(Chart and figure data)
╔══

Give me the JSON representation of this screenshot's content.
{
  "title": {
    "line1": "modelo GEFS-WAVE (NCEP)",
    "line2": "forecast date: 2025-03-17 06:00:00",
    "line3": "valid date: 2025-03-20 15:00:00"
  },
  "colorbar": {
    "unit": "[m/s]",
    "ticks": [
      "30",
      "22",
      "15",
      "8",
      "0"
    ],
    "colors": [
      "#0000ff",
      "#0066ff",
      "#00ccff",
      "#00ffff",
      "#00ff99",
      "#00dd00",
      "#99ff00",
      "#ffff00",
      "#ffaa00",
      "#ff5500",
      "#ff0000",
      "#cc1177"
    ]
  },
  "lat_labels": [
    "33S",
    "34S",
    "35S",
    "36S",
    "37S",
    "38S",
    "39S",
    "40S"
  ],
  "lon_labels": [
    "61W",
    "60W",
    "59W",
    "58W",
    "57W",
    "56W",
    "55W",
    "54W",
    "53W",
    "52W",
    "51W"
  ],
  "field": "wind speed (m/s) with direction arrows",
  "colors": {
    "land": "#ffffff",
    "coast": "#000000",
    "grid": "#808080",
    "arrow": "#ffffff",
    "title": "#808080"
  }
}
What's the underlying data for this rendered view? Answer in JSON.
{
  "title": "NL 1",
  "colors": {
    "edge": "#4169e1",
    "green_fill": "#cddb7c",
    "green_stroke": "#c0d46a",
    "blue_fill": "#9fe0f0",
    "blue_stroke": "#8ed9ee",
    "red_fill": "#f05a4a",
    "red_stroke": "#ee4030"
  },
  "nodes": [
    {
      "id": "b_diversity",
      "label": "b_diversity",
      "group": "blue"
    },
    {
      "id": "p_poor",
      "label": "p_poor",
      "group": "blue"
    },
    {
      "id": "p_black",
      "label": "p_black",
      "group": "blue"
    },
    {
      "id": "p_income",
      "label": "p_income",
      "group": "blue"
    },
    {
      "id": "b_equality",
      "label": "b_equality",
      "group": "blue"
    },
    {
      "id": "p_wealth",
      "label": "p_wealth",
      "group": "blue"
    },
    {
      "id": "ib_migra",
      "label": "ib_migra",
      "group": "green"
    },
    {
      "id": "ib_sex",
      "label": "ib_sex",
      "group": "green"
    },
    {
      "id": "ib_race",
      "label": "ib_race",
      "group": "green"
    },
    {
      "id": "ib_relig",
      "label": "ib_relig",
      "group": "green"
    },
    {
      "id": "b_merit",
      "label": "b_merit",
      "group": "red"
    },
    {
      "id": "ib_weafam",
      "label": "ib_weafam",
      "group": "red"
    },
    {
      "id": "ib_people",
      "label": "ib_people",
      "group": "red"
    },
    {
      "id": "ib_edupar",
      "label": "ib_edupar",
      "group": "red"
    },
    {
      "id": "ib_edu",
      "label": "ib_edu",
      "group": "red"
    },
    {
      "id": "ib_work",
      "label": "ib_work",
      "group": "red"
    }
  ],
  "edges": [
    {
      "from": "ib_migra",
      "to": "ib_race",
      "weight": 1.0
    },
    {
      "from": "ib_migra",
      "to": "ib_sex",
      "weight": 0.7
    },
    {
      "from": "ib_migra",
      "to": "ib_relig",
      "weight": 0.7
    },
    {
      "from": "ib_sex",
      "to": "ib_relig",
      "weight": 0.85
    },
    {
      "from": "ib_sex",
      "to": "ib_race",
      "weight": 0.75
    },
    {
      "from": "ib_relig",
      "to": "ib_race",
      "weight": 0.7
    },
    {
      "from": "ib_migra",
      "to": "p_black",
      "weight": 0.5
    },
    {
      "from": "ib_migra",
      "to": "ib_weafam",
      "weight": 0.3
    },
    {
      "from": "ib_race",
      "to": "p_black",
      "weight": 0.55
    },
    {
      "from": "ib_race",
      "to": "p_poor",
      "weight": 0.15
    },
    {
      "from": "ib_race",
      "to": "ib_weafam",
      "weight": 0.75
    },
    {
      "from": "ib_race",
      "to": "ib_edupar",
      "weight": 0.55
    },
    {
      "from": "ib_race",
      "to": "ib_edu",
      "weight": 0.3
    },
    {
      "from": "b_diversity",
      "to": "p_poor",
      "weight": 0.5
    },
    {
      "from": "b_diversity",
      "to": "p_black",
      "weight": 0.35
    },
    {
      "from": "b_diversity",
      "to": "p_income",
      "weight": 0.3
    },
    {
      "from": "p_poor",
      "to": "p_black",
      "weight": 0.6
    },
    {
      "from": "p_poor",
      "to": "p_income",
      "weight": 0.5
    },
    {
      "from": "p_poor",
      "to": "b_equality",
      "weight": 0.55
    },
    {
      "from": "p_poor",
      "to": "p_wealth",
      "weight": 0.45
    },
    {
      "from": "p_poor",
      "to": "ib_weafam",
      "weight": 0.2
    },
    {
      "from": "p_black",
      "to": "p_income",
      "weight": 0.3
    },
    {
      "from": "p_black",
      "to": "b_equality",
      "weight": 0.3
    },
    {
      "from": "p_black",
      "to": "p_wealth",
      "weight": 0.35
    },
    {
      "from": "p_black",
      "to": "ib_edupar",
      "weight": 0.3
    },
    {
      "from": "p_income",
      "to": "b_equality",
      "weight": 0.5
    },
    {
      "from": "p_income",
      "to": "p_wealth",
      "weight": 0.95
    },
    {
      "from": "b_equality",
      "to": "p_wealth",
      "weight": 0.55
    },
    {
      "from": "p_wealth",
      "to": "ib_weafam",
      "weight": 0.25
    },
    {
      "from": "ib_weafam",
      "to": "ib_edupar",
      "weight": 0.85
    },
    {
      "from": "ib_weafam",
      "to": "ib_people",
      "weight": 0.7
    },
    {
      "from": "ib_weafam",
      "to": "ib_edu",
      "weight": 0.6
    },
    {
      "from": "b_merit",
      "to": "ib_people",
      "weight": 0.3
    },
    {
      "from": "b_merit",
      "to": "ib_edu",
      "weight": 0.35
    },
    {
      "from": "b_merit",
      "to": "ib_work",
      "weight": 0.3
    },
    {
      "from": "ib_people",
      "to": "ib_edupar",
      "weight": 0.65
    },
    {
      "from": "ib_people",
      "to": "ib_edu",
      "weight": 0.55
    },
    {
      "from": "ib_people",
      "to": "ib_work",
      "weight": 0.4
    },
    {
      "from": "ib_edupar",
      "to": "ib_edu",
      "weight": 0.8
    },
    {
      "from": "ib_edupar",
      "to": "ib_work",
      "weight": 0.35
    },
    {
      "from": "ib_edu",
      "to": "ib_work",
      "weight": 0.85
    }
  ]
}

╚══

PROBLEM TO SOLVE>
Return all of the entries exactly as written.

ANSWER TO THE TASK>
Give me the JSON representation of this screenshot's content.
{
  "title": {
    "line1": "modelo GEFS-WAVE (NCEP)",
    "line2": "forecast date: 2025-03-17 06:00:00",
    "line3": "valid date: 2025-03-20 15:00:00"
  },
  "colorbar": {
    "unit": "[m/s]",
    "ticks": [
      "30",
      "22",
      "15",
      "8",
      "0"
    ],
    "colors": [
      "#0000ff",
      "#0066ff",
      "#00ccff",
      "#00ffff",
      "#00ff99",
      "#00dd00",
      "#99ff00",
      "#ffff00",
      "#ffaa00",
      "#ff5500",
      "#ff0000",
      "#cc1177"
    ]
  },
  "lat_labels": [
    "33S",
    "34S",
    "35S",
    "36S",
    "37S",
    "38S",
    "39S",
    "40S"
  ],
  "lon_labels": [
    "61W",
    "60W",
    "59W",
    "58W",
    "57W",
    "56W",
    "55W",
    "54W",
    "53W",
    "52W",
    "51W"
  ],
  "field": "wind speed (m/s) with direction arrows",
  "colors": {
    "land": "#ffffff",
    "coast": "#000000",
    "grid": "#808080",
    "arrow": "#ffffff",
    "title": "#808080"
  }
}
What's the underlying data for this rendered view? Answer in JSON.
{
  "title": "NL 1",
  "colors": {
    "edge": "#4169e1",
    "green_fill": "#cddb7c",
    "green_stroke": "#c0d46a",
    "blue_fill": "#9fe0f0",
    "blue_stroke": "#8ed9ee",
    "red_fill": "#f05a4a",
    "red_stroke": "#ee4030"
  },
  "nodes": [
    {
      "id": "b_diversity",
      "label": "b_diversity",
      "group": "blue"
    },
    {
      "id": "p_poor",
      "label": "p_poor",
      "group": "blue"
    },
    {
      "id": "p_black",
      "label": "p_black",
      "group": "blue"
    },
    {
      "id": "p_income",
      "label": "p_income",
      "group": "blue"
    },
    {
      "id": "b_equality",
      "label": "b_equality",
      "group": "blue"
    },
    {
      "id": "p_wealth",
      "label": "p_wealth",
      "group": "blue"
    },
    {
      "id": "ib_migra",
      "label": "ib_migra",
      "group": "green"
    },
    {
      "id": "ib_sex",
      "label": "ib_sex",
      "group": "green"
    },
    {
      "id": "ib_race",
      "label": "ib_race",
      "group": "green"
    },
    {
      "id": "ib_relig",
      "label": "ib_relig",
      "group": "green"
    },
    {
      "id": "b_merit",
      "label": "b_merit",
      "group": "red"
    },
    {
      "id": "ib_weafam",
      "label": "ib_weafam",
      "group": "red"
    },
    {
      "id": "ib_people",
      "label": "ib_people",
      "group": "red"
    },
    {
      "id": "ib_edupar",
      "label": "ib_edupar",
      "group": "red"
    },
    {
      "id": "ib_edu",
      "label": "ib_edu",
      "group": "red"
    },
    {
      "id": "ib_work",
      "label": "ib_work",
      "group": "red"
    }
  ],
  "edges": [
    {
      "from": "ib_migra",
      "to": "ib_race",
      "weight": 1.0
    },
    {
      "from": "ib_migra",
      "to": "ib_sex",
      "weight": 0.7
    },
    {
      "from": "ib_migra",
      "to": "ib_relig",
      "weight": 0.7
    },
    {
      "from": "ib_sex",
      "to": "ib_relig",
      "weight": 0.85
    },
    {
      "from": "ib_sex",
      "to": "ib_race",
      "weight": 0.75
    },
    {
      "from": "ib_relig",
      "to": "ib_race",
      "weight": 0.7
    },
    {
      "from": "ib_migra",
      "to": "p_black",
      "weight": 0.5
    },
    {
      "from": "ib_migra",
      "to": "ib_weafam",
      "weight": 0.3
    },
    {
      "from": "ib_race",
      "to": "p_black",
      "weight": 0.55
    },
    {
      "from": "ib_race",
      "to": "p_poor",
      "weight": 0.15
    },
    {
      "from": "ib_race",
      "to": "ib_weafam",
      "weight": 0.75
    },
    {
      "from": "ib_race",
      "to": "ib_edupar",
      "weight": 0.55
    },
    {
      "from": "ib_race",
      "to": "ib_edu",
      "weight": 0.3
    },
    {
      "from": "b_diversity",
      "to": "p_poor",
      "weight": 0.5
    },
    {
      "from": "b_diversity",
      "to": "p_black",
      "weight": 0.35
    },
    {
      "from": "b_diversity",
      "to": "p_income",
      "weight": 0.3
    },
    {
      "from": "p_poor",
      "to": "p_black",
      "weight": 0.6
    },
    {
      "from": "p_poor",
      "to": "p_income",
      "weight": 0.5
    },
    {
      "from": "p_poor",
      "to": "b_equality",
      "weight": 0.55
    },
    {
      "from": "p_poor",
      "to": "p_wealth",
      "weight": 0.45
    },
    {
      "from": "p_poor",
      "to": "ib_weafam",
      "weight": 0.2
    },
    {
      "from": "p_black",
      "to": "p_income",
      "weight": 0.3
    },
    {
      "from": "p_black",
      "to": "b_equality",
      "weight": 0.3
    },
    {
      "from": "p_black",
      "to": "p_wealth",
      "weight": 0.35
    },
    {
      "from": "p_black",
      "to": "ib_edupar",
      "weight": 0.3
    },
    {
      "from": "p_income",
      "to": "b_equality",
      "weight": 0.5
    },
    {
      "from": "p_income",
      "to": "p_wealth",
      "weight": 0.95
    },
    {
      "from": "b_equality",
      "to": "p_wealth",
      "weight": 0.55
    },
    {
      "from": "p_wealth",
      "to": "ib_weafam",
      "weight": 0.25
    },
    {
      "from": "ib_weafam",
      "to": "ib_edupar",
      "weight": 0.85
    },
    {
      "from": "ib_weafam",
      "to": "ib_people",
      "weight": 0.7
    },
    {
      "from": "ib_weafam",
      "to": "ib_edu",
      "weight": 0.6
    },
    {
      "from": "b_merit",
      "to": "ib_people",
      "weight": 0.3
    },
    {
      "from": "b_merit",
      "to": "ib_edu",
      "weight": 0.35
    },
    {
      "from": "b_merit",
      "to": "ib_work",
      "weight": 0.3
    },
    {
      "from": "ib_people",
      "to": "ib_edupar",
      "weight": 0.65
    },
    {
      "from": "ib_people",
      "to": "ib_edu",
      "weight": 0.55
    },
    {
      "from": "ib_people",
      "to": "ib_work",
      "weight": 0.4
    },
    {
      "from": "ib_edupar",
      "to": "ib_edu",
      "weight": 0.8
    },
    {
      "from": "ib_edupar",
      "to": "ib_work",
      "weight": 0.35
    },
    {
      "from": "ib_edu",
      "to": "ib_work",
      "weight": 0.85
    }
  ]
}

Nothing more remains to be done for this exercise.